====== RECORDS SHOWN

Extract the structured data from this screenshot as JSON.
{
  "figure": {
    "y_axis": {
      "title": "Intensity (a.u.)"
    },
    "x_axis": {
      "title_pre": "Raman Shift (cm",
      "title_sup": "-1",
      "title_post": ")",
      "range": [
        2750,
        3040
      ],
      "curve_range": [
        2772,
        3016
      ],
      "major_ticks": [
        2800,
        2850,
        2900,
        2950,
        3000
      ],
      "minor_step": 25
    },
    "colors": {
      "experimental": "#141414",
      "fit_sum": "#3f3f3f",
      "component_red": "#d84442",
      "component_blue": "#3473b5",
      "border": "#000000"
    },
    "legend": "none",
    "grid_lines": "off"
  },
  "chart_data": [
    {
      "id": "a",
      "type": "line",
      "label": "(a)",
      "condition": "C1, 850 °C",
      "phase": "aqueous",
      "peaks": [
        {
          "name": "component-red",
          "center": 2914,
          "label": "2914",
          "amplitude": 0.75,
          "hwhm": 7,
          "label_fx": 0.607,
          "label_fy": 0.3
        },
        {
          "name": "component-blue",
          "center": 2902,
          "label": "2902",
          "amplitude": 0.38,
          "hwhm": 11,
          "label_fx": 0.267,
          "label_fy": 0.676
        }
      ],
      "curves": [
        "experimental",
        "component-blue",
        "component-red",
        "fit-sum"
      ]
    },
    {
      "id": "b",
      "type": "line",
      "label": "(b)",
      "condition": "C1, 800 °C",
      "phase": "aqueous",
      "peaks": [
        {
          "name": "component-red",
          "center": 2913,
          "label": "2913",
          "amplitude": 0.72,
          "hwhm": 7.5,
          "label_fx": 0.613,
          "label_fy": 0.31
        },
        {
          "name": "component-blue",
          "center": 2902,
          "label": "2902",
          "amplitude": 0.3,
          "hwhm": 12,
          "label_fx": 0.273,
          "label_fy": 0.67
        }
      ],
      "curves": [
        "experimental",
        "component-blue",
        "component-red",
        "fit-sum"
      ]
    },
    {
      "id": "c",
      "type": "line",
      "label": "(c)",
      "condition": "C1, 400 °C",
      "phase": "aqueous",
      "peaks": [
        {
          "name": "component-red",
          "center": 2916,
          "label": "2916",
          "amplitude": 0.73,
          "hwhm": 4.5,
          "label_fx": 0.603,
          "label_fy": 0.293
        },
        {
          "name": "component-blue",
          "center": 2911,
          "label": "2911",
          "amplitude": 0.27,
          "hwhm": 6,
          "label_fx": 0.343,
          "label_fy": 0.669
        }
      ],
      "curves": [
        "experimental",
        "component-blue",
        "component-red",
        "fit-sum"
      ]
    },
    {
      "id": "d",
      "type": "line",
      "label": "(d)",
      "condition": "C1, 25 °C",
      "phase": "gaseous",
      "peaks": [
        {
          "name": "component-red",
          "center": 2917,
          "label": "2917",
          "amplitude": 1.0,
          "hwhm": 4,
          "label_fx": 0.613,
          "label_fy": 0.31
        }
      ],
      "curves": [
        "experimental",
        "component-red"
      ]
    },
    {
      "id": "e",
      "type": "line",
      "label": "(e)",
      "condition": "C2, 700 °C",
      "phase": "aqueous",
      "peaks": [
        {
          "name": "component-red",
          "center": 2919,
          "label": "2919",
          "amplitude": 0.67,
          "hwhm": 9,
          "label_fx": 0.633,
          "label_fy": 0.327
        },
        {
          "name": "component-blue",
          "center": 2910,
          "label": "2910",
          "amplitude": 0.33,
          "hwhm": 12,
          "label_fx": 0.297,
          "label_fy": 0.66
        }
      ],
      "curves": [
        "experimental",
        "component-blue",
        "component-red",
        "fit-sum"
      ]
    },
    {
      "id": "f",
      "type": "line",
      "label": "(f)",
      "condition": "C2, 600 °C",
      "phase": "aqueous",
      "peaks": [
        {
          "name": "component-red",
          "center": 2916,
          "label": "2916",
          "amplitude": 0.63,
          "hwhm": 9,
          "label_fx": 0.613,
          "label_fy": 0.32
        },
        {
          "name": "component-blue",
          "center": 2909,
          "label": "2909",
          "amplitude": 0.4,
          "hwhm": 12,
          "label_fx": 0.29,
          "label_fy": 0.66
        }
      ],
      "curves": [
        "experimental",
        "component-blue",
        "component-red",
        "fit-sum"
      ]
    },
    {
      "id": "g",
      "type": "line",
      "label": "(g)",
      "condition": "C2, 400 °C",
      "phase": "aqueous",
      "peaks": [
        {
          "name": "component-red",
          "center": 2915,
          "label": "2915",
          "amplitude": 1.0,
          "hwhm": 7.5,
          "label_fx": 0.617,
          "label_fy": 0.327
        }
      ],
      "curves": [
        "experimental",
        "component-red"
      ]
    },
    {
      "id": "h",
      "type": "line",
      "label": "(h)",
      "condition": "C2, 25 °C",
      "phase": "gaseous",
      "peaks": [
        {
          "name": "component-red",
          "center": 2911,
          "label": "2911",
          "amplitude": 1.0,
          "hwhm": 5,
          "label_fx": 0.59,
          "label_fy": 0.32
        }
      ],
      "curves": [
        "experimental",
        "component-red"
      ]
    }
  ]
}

============

> _YOUR INSTRUCTIONS_
Take every line from the records above that has the word "condition" and copy it.

> _FULL RESPONSE_
      "condition": "C1, 850 °C",
      "condition": "C1, 800 °C",
      "condition": "C1, 400 °C",
      "condition": "C1, 25 °C",
      "condition": "C2, 700 °C",
      "condition": "C2, 600 °C",
      "condition": "C2, 400 °C",
      "condition": "C2, 25 °C",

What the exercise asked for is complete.